> **WRITTEN TASK**: Copy out each line containing "name" from the entries below.

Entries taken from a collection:
- - -
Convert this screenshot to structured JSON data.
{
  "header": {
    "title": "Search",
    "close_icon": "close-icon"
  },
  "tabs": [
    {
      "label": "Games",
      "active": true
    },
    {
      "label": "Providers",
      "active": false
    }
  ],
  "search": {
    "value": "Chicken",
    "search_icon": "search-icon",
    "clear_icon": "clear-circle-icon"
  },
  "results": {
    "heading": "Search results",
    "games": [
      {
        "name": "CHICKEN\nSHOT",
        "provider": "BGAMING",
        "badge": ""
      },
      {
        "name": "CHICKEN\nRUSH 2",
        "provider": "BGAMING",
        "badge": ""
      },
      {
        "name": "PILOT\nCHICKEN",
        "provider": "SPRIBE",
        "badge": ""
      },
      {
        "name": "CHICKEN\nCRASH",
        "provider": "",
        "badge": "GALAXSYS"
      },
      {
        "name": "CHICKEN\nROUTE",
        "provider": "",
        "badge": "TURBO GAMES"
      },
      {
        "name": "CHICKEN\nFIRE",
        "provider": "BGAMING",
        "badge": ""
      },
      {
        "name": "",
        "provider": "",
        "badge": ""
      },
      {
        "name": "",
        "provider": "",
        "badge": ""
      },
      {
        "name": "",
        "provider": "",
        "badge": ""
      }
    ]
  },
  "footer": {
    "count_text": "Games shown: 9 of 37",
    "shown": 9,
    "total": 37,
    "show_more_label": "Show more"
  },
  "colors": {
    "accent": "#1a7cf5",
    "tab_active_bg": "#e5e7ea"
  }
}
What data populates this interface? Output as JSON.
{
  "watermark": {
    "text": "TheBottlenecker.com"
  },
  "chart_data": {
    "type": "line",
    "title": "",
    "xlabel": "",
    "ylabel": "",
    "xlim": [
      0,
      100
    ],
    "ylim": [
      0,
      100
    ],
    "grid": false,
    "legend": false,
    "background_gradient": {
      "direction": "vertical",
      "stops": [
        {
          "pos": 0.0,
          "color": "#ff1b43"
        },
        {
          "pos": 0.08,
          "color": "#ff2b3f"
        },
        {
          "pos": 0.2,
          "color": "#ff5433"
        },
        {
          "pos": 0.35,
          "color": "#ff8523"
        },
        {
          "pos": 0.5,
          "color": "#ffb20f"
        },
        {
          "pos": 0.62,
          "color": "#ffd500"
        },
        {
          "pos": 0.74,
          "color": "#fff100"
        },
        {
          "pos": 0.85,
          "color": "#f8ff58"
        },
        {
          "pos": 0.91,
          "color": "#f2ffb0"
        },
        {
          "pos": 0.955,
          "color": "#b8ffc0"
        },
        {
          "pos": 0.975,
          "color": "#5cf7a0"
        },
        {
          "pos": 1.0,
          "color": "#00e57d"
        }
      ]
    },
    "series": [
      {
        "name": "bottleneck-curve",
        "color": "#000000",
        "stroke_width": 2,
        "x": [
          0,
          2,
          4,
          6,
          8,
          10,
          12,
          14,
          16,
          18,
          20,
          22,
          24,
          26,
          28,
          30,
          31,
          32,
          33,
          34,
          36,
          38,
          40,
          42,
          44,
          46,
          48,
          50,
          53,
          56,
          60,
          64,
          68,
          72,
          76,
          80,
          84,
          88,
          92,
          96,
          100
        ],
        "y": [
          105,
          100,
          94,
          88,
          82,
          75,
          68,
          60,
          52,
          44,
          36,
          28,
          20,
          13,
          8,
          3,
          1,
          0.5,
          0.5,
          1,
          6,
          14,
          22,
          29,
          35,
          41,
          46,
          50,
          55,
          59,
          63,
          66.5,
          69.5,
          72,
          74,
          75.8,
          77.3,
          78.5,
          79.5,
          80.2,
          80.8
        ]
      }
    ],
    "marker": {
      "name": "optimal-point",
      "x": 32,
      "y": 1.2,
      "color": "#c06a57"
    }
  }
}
- - -
> **RESPONSE BELOW**:
        "name": "CHICKEN\nSHOT",
        "name": "CHICKEN\nRUSH 2",
        "name": "PILOT\nCHICKEN",
        "name": "CHICKEN\nCRASH",
        "name": "CHICKEN\nROUTE",
        "name": "CHICKEN\nFIRE",
        "name": "",
        "name": "",
        "name": "",
        "name": "bottleneck-curve",
      "name": "optimal-point",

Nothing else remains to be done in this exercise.